> Task directions:
From the entries below, copy every line where the string "person" appears.

★ ★ ★ ★

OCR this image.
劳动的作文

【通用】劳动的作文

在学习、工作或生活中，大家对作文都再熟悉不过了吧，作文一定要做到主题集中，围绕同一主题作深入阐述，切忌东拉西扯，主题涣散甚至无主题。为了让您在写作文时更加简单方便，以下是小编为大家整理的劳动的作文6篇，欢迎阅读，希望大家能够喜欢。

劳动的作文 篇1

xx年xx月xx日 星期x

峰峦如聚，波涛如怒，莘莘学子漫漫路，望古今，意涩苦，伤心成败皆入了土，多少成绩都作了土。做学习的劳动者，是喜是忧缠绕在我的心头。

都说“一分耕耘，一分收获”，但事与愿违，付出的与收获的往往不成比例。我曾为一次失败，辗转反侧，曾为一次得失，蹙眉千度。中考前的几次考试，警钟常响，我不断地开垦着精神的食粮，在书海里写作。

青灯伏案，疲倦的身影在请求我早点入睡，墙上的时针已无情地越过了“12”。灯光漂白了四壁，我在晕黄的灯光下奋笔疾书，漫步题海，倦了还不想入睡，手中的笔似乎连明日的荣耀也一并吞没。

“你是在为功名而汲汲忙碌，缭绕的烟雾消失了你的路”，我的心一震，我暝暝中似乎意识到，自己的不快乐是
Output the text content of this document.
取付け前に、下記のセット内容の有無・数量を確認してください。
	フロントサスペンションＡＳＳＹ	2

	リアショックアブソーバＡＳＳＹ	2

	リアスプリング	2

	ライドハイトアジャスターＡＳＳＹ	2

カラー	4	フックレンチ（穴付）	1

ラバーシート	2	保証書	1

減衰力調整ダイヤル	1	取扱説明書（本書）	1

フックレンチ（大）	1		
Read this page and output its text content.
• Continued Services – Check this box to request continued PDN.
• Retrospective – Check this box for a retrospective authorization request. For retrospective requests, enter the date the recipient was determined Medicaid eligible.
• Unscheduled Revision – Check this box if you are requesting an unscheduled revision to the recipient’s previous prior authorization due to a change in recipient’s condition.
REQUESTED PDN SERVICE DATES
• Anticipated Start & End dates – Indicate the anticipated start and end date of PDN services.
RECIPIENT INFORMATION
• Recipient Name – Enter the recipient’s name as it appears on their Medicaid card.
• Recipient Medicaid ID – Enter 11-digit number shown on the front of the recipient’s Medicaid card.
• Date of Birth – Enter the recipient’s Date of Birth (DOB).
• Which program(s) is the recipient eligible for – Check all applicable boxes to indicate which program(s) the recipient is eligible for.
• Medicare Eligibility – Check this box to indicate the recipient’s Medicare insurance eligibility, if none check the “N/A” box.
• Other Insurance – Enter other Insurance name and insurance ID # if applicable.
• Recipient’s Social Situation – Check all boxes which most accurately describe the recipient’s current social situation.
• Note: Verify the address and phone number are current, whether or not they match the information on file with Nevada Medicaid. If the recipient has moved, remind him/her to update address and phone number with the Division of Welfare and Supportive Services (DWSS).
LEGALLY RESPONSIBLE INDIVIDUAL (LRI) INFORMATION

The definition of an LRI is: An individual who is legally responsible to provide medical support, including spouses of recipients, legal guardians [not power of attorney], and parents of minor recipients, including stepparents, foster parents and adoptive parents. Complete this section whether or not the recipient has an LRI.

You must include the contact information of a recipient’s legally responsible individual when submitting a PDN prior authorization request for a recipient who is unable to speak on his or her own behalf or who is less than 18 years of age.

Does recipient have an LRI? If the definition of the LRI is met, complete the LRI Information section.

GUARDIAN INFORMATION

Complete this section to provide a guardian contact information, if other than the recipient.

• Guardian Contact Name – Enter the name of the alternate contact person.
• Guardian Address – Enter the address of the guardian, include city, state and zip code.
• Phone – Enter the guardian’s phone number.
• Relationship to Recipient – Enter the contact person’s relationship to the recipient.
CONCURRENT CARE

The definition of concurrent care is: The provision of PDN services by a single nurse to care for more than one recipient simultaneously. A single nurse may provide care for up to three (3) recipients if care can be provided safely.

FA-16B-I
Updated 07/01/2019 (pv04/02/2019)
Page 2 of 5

★ ★ ★ ★

> Output:
• Guardian Contact Name – Enter the name of the alternate contact person.
• Relationship to Recipient – Enter the contact person’s relationship to the recipient.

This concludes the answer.